### [Requirement]
Find how many lines contain the word "Kepala" and state that number alone.

Recorded data:

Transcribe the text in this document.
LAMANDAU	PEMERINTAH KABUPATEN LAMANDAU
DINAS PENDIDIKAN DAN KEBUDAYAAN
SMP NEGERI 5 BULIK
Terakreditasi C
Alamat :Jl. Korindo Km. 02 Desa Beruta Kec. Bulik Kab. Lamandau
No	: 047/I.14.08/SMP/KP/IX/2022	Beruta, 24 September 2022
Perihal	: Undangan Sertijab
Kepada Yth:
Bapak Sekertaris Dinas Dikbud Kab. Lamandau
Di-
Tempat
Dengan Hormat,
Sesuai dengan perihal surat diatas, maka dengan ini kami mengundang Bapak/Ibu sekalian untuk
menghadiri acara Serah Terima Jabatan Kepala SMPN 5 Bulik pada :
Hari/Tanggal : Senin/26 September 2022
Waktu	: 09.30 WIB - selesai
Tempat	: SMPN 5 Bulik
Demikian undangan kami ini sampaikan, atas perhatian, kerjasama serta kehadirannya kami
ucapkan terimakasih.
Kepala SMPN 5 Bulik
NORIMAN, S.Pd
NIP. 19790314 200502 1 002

### [Task output]
2